• Problem requirements: Reproduce the listing below without changes, except that pictures are left out.

• Data section:
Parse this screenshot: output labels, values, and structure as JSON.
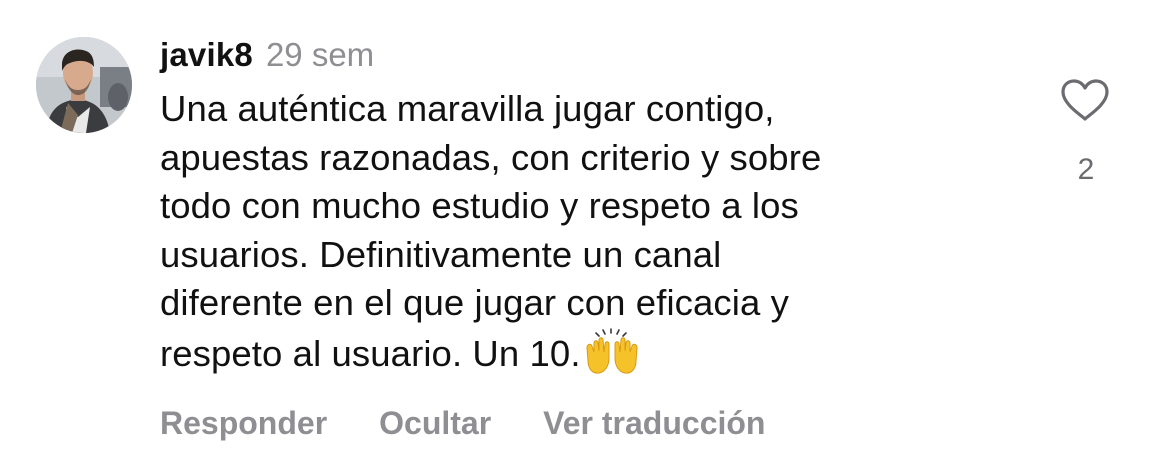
{
  "comment": {
    "username": "javik8",
    "time": "29 sem",
    "text": "Una auténtica maravilla jugar contigo,\napuestas razonadas, con criterio y sobre\ntodo con mucho estudio y respeto a los\nusuarios. Definitivamente un canal\ndiferente en el que jugar con eficacia y\nrespeto al usuario. Un 10.",
    "emoji": "raising-hands-emoji",
    "likes": "2"
  },
  "actions": {
    "reply": "Responder",
    "hide": "Ocultar",
    "translate": "Ver traducción"
  },
  "icons": {
    "like": "heart-outline-icon",
    "avatar": "user-profile-photo"
  },
  "colors": {
    "text": "#111111",
    "secondary": "#8e8e93",
    "heart": "#6b6b70",
    "emoji": "#f6c229"
  }
}
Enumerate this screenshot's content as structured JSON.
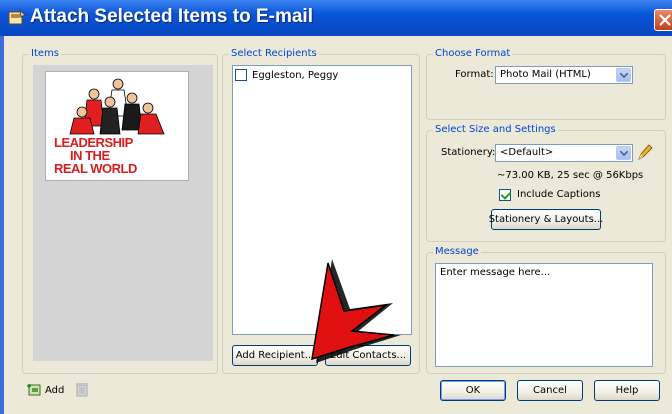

• Output of the exercise:
Parse this screenshot: output labels, values, and structure as JSON.
{
  "comment": {
    "username": "javik8",
    "time": "29 sem",
    "text": "Una auténtica maravilla jugar contigo,\napuestas razonadas, con criterio y sobre\ntodo con mucho estudio y respeto a los\nusuarios. Definitivamente un canal\ndiferente en el que jugar con eficacia y\nrespeto al usuario. Un 10.",
    "emoji": "raising-hands-emoji",
    "likes": "2"
  },
  "actions": {
    "reply": "Responder",
    "hide": "Ocultar",
    "translate": "Ver traducción"
  },
  "icons": {
    "like": "heart-outline-icon",
    "avatar": "user-profile-photo"
  },
  "colors": {
    "text": "#111111",
    "secondary": "#8e8e93",
    "heart": "#6b6b70",
    "emoji": "#f6c229"
  }
}
Enumerate this screenshot's content as structured JSON.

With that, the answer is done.